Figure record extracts
— Start —

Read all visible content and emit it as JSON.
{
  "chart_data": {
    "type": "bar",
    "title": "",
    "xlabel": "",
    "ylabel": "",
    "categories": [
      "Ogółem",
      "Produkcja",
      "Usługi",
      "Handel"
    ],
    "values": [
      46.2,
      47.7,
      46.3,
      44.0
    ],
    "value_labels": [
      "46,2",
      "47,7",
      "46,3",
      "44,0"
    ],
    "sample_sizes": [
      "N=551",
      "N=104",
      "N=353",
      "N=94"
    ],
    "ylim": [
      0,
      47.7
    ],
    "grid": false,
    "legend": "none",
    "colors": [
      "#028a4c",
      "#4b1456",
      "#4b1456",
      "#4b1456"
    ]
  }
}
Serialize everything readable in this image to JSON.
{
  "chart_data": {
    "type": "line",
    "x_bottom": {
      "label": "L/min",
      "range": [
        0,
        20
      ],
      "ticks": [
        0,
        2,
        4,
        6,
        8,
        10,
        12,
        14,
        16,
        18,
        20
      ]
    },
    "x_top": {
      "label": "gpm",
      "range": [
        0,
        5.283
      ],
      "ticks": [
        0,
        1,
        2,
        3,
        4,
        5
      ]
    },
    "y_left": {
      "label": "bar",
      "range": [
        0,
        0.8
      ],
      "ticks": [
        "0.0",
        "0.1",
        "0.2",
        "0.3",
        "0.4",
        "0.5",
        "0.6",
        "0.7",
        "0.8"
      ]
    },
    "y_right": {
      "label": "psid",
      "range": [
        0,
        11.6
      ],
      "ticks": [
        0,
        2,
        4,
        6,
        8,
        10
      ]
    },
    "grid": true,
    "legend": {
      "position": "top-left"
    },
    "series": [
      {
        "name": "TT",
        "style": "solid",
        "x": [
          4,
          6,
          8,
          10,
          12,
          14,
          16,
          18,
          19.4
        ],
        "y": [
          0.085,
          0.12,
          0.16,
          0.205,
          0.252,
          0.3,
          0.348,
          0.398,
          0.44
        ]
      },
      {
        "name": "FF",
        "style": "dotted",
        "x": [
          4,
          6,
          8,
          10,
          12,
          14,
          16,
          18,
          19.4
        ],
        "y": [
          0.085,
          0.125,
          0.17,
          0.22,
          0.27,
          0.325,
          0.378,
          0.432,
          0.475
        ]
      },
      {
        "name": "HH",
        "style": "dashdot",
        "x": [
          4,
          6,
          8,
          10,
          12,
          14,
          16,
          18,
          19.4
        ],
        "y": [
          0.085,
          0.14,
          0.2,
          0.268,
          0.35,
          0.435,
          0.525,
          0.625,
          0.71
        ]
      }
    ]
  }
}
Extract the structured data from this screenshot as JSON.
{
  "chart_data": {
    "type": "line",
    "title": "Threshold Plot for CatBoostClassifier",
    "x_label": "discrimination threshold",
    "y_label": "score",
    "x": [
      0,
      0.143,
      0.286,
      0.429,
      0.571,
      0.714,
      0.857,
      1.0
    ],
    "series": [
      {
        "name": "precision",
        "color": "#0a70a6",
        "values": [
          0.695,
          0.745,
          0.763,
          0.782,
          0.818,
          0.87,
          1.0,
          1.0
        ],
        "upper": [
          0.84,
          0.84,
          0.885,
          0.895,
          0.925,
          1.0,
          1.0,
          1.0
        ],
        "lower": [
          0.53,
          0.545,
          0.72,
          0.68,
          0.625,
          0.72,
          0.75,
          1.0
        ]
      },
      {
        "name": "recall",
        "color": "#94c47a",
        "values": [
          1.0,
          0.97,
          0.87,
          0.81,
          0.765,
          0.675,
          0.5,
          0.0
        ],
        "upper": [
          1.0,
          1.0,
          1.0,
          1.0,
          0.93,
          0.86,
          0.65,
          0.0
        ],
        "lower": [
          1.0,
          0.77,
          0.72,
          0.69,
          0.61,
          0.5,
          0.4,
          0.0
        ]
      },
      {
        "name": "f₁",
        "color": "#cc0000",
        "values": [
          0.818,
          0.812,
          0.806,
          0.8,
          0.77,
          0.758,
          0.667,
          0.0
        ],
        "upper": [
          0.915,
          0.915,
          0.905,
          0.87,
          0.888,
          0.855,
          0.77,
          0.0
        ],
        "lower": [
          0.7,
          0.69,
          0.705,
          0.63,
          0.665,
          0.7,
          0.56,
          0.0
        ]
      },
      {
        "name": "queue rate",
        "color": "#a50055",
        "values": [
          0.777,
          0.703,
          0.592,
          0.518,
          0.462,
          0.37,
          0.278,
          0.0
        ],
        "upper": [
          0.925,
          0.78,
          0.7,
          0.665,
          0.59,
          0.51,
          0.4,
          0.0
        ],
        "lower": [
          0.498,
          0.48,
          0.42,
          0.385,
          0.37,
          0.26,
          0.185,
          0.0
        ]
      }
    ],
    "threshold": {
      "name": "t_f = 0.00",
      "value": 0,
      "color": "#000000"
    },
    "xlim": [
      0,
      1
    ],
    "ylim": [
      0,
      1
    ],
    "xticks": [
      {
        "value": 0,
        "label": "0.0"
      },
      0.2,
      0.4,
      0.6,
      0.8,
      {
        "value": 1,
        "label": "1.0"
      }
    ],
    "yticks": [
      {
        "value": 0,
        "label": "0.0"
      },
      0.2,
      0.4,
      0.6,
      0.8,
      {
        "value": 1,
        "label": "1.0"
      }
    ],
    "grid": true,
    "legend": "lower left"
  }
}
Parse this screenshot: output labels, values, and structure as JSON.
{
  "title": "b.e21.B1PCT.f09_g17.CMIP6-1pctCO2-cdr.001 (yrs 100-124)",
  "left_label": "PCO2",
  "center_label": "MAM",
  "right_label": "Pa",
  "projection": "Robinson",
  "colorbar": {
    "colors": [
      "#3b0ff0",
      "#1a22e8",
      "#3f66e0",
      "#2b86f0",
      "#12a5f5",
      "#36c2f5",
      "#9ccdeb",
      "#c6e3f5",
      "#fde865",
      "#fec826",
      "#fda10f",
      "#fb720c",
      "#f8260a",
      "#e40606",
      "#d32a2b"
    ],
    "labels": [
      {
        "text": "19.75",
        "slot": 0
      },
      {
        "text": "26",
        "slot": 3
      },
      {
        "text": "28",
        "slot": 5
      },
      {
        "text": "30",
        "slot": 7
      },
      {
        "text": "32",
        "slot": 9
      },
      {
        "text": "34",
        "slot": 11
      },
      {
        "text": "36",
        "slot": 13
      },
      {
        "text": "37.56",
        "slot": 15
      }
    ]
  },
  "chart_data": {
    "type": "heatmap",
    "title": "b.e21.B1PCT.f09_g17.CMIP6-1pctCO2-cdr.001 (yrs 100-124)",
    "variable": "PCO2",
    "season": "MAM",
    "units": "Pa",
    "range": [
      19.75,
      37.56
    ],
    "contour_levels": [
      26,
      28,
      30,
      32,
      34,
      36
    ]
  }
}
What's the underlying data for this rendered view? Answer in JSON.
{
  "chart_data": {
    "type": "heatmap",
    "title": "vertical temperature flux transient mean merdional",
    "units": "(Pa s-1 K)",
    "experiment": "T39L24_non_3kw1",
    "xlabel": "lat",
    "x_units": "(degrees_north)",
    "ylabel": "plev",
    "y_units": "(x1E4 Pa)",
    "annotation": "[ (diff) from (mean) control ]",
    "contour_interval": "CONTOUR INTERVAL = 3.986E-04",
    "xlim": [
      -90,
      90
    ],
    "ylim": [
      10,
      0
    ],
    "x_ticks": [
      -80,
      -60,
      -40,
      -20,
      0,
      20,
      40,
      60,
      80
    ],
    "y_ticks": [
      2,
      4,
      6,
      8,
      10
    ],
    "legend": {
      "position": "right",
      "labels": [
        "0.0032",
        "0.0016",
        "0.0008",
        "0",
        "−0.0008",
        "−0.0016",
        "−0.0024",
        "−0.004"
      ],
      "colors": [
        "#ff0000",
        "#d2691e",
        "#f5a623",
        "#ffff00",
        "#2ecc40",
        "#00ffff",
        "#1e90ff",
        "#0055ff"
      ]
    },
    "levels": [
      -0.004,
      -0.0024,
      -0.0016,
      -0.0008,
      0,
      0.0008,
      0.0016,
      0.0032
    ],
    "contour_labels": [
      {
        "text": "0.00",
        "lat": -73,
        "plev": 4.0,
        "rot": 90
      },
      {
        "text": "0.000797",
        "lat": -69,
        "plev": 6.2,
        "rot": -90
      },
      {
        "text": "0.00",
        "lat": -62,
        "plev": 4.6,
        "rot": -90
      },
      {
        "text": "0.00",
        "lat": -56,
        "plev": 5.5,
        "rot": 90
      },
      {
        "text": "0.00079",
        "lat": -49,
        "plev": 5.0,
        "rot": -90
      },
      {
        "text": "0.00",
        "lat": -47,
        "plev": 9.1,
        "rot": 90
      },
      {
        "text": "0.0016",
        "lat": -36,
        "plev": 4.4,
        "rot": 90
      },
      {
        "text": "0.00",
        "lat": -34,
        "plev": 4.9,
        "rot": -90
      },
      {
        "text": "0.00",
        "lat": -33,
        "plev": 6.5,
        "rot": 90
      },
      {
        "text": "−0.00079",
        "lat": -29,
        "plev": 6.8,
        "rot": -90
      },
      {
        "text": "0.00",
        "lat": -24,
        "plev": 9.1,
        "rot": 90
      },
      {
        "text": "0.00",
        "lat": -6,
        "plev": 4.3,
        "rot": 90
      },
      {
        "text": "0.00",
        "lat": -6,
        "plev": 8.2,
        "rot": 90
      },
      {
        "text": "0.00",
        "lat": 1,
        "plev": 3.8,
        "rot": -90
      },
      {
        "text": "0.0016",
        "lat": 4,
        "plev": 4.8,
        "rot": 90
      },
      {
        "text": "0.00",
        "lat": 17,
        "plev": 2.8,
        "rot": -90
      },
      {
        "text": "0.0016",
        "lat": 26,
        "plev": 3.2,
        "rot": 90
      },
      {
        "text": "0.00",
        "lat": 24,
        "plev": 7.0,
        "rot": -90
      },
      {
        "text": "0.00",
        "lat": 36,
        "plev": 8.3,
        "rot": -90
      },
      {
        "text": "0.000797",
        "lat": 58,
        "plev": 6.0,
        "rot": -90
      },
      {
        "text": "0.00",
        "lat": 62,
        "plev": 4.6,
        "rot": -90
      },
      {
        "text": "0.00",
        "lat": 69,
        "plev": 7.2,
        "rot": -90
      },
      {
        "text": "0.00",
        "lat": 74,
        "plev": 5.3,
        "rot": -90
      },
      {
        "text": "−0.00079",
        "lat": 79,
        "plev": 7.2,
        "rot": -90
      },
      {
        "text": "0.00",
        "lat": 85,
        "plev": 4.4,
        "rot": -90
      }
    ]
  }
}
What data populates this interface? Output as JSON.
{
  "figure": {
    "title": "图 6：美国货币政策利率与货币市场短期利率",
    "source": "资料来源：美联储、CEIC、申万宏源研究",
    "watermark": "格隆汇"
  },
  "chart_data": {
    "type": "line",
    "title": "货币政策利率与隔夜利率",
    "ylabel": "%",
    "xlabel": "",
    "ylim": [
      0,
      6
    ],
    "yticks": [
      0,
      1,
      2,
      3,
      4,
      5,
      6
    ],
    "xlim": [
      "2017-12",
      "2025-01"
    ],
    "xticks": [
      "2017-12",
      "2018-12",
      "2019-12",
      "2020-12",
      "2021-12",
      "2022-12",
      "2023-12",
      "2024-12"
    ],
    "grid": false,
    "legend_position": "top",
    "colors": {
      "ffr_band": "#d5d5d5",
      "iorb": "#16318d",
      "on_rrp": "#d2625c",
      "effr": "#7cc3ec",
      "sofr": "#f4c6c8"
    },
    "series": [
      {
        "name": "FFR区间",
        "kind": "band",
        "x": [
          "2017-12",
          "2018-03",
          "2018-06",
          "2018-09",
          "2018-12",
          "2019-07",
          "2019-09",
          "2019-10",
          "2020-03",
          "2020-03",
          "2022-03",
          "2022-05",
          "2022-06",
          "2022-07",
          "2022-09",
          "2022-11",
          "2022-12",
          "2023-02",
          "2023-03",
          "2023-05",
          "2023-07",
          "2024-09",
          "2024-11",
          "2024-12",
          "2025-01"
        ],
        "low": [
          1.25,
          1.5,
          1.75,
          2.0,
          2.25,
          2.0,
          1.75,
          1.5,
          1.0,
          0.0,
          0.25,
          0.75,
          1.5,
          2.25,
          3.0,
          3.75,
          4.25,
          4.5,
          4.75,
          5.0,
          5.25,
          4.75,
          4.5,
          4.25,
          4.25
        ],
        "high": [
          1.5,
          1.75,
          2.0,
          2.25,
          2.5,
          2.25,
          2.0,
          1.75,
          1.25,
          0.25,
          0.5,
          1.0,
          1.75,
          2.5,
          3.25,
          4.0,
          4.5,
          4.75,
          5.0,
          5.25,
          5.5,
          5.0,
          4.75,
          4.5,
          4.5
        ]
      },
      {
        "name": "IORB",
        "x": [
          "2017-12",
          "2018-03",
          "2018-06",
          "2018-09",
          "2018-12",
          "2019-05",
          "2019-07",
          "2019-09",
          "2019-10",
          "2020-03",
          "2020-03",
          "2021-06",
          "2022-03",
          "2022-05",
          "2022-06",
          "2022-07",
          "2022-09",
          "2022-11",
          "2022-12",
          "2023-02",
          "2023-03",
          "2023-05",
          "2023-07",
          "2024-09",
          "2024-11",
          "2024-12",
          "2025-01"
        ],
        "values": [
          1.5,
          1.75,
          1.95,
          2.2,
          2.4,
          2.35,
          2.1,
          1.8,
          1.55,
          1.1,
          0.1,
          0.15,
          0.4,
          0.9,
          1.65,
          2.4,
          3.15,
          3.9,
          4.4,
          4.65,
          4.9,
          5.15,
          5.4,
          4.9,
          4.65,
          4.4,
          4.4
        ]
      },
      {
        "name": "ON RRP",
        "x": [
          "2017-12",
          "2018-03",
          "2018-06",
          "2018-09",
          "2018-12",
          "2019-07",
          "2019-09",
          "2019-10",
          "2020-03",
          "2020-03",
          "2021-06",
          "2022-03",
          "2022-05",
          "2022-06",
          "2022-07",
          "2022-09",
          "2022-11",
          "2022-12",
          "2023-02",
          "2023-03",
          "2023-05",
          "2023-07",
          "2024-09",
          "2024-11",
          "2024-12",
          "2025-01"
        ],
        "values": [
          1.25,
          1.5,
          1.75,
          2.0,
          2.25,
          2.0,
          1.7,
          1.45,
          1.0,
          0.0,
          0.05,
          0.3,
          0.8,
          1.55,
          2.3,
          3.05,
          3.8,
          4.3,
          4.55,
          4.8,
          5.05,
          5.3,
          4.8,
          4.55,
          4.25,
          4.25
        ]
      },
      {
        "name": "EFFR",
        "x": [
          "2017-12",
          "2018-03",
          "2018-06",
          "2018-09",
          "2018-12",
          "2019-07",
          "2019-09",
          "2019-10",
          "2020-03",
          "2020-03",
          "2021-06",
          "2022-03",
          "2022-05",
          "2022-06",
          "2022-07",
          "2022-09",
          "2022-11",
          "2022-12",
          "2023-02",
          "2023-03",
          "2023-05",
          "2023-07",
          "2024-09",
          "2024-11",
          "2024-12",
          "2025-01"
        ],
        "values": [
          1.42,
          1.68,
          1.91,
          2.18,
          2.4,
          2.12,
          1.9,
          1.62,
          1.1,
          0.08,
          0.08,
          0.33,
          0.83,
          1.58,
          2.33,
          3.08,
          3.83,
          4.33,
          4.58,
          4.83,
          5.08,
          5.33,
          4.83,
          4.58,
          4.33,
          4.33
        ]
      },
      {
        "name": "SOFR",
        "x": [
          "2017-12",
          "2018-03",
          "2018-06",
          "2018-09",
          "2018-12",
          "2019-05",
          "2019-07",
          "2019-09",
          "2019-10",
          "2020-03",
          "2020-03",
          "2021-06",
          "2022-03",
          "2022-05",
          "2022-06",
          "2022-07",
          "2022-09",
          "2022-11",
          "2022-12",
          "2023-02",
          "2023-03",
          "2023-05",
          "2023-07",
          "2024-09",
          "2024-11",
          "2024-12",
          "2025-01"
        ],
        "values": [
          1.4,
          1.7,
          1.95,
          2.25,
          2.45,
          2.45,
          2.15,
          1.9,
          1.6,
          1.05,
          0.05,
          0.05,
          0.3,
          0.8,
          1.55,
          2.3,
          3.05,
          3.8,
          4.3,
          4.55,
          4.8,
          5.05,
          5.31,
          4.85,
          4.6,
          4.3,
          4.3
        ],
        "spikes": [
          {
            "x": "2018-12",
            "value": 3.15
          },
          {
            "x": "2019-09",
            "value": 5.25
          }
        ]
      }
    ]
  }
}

— End —

• [The request] Look through the material above and pick out each line holding the word "slot".

• [Written solution]
        "slot": 0
        "slot": 3
        "slot": 5
        "slot": 7
        "slot": 9
        "slot": 11
        "slot": 13
        "slot": 15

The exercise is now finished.